▸ **Spatial annotation records**
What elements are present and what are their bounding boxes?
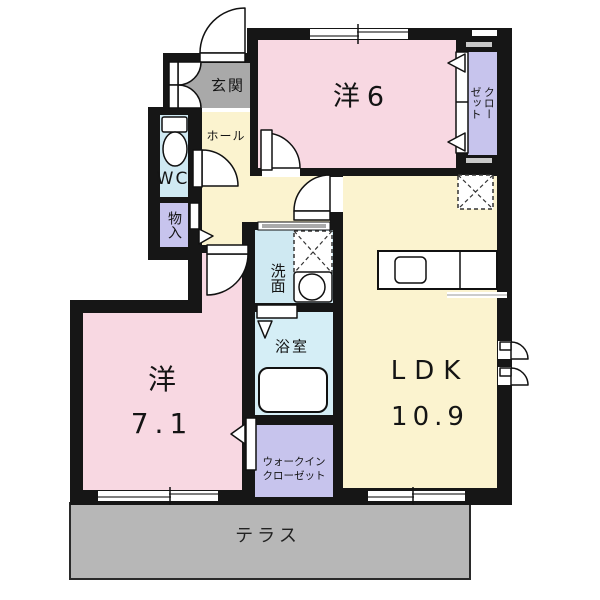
label-ldk: LDK10.9 <box>391 348 470 440</box>
label-closet: クローゼット <box>469 87 495 120</box>
western71-door-leaf <box>207 245 248 254</box>
kitchen-sink <box>395 257 426 283</box>
entrance-door-leaf <box>200 53 245 62</box>
label-western71: 洋7.1 <box>131 358 194 446</box>
label-hall: ホール <box>206 130 245 144</box>
ldk-door-gap <box>330 177 343 212</box>
genkan-step <box>202 108 250 112</box>
closet-shelf-bottom <box>466 158 492 163</box>
toilet-tank <box>162 117 187 132</box>
label-western71-size: 7.1 <box>131 407 194 440</box>
label-genkan: 玄関 <box>211 77 245 94</box>
shoe-cabinet-leaf-top <box>169 62 178 85</box>
label-closet-col1: クロー <box>482 87 495 120</box>
window-western6-top <box>310 29 408 39</box>
casement-window-swing-2 <box>511 368 528 385</box>
entrance-door-swing <box>200 8 245 53</box>
casement-window-leaf-2 <box>500 368 511 376</box>
window-western71-bottom <box>98 491 218 501</box>
room-ldk <box>343 176 497 488</box>
casement-window-leaf-1 <box>500 342 511 350</box>
label-washroom: 洗面 <box>268 263 285 293</box>
wc-door-leaf <box>193 150 202 187</box>
label-walkin-line2: クローゼット <box>263 470 326 482</box>
ldk-door-leaf <box>294 211 330 220</box>
wash-basin <box>299 274 325 300</box>
label-bathroom: 浴室 <box>275 338 309 355</box>
label-ldk-size: 10.9 <box>391 402 469 432</box>
label-western6: 洋6 <box>333 81 391 112</box>
storage-door-leaf <box>190 203 199 229</box>
label-storage: 物入 <box>166 211 182 239</box>
casement-window-swing-1 <box>511 342 528 359</box>
wall-vent-top-right <box>472 30 497 36</box>
washroom-sliding-panel <box>262 224 326 228</box>
label-western71-name: 洋 <box>148 363 176 396</box>
label-closet-col2: ゼット <box>469 87 482 120</box>
window-ldk-bottom <box>368 491 465 501</box>
closet-shelf-top <box>466 42 492 47</box>
walkin-door-leaf <box>246 418 256 470</box>
label-walkin-line1: ウォークイン <box>263 456 326 468</box>
bathtub <box>259 368 327 412</box>
toilet-bowl <box>163 132 187 166</box>
shoe-cabinet-leaf-bottom <box>169 85 178 108</box>
floorplan-canvas <box>0 0 600 600</box>
bathroom-door-leaf <box>257 305 297 318</box>
western6-door-leaf <box>261 130 272 170</box>
label-wc: WC <box>157 170 190 190</box>
label-ldk-name: LDK <box>391 356 470 386</box>
label-walkin-closet: ウォークインクローゼット <box>263 455 326 483</box>
floorplan: 玄関 ホール WC 物入 洋6 クローゼット 洗面 浴室 ウォークインクローゼッ… <box>0 0 600 600</box>
label-terrace: テラス <box>235 527 301 548</box>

▸ **Written instruction**
Please render every line of the records above as a Markdown table with the columns "Row" and "Line", numbering each row and skipping blank lines. Omit the pictures.

▸ **Expected answer**
| Row | Line |
|---|---|
| 1 | What elements are present and what are their bounding boxes? |
| 2 | label-ldk: LDK10.9 <box>391 348 470 440</box> |
| 3 | label-closet: クローゼット <box>469 87 495 120</box> |
| 4 | western71-door-leaf <box>207 245 248 254</box> |
| 5 | kitchen-sink <box>395 257 426 283</box> |
| 6 | entrance-door-leaf <box>200 53 245 62</box> |
| 7 | label-western71: 洋7.1 <box>131 358 194 446</box> |
| 8 | label-hall: ホール <box>206 130 245 144</box> |
| 9 | ldk-door-gap <box>330 177 343 212</box> |
| 10 | genkan-step <box>202 108 250 112</box> |
| 11 | closet-shelf-bottom <box>466 158 492 163</box> |
| 12 | toilet-tank <box>162 117 187 132</box> |
| 13 | label-western71-size: 7.1 <box>131 407 194 440</box> |
| 14 | label-genkan: 玄関 <box>211 77 245 94</box> |
| 15 | shoe-cabinet-leaf-top <box>169 62 178 85</box> |
| 16 | label-closet-col1: クロー <box>482 87 495 120</box> |
| 17 | window-western6-top <box>310 29 408 39</box> |
| 18 | casement-window-swing-2 <box>511 368 528 385</box> |
| 19 | entrance-door-swing <box>200 8 245 53</box> |
| 20 | casement-window-leaf-2 <box>500 368 511 376</box> |
| 21 | window-western71-bottom <box>98 491 218 501</box> |
| 22 | room-ldk <box>343 176 497 488</box> |
| 23 | casement-window-leaf-1 <box>500 342 511 350</box> |
| 24 | label-washroom: 洗面 <box>268 263 285 293</box> |
| 25 | wc-door-leaf <box>193 150 202 187</box> |
| 26 | label-walkin-line2: クローゼット <box>263 470 326 482</box> |
| 27 | ldk-door-leaf <box>294 211 330 220</box> |
| 28 | wash-basin <box>299 274 325 300</box> |
| 29 | label-bathroom: 浴室 <box>275 338 309 355</box> |
| 30 | label-ldk-size: 10.9 <box>391 402 469 432</box> |
| 31 | label-western6: 洋6 <box>333 81 391 112</box> |
| 32 | storage-door-leaf <box>190 203 199 229</box> |
| 33 | label-storage: 物入 <box>166 211 182 239</box> |
| 34 | casement-window-swing-1 <box>511 342 528 359</box> |
| 35 | wall-vent-top-right <box>472 30 497 36</box> |
| 36 | washroom-sliding-panel <box>262 224 326 228</box> |
| 37 | label-western71-name: 洋 <box>148 363 176 396</box> |
| 38 | label-closet-col2: ゼット <box>469 87 482 120</box> |
| 39 | window-ldk-bottom <box>368 491 465 501</box> |
| 40 | closet-shelf-top <box>466 42 492 47</box> |
| 41 | walkin-door-leaf <box>246 418 256 470</box> |
| 42 | label-walkin-line1: ウォークイン <box>263 456 326 468</box> |
| 43 | bathtub <box>259 368 327 412</box> |
| 44 | toilet-bowl <box>163 132 187 166</box> |
| 45 | shoe-cabinet-leaf-bottom <box>169 85 178 108</box> |
| 46 | floorplan-canvas <box>0 0 600 600</box> |
| 47 | bathroom-door-leaf <box>257 305 297 318</box> |
| 48 | western6-door-leaf <box>261 130 272 170</box> |
| 49 | label-wc: WC <box>157 170 190 190</box> |
| 50 | label-ldk-name: LDK <box>391 356 470 386</box> |
| 51 | label-walkin-closet: ウォークインクローゼット <box>263 455 326 483</box> |
| 52 | floorplan: 玄関 ホール WC 物入 洋6 クローゼット 洗面 浴室 ウォークインクローゼッ… <box>0 0 600 600</box> |
| 53 | label-terrace: テラス <box>235 527 301 548</box> |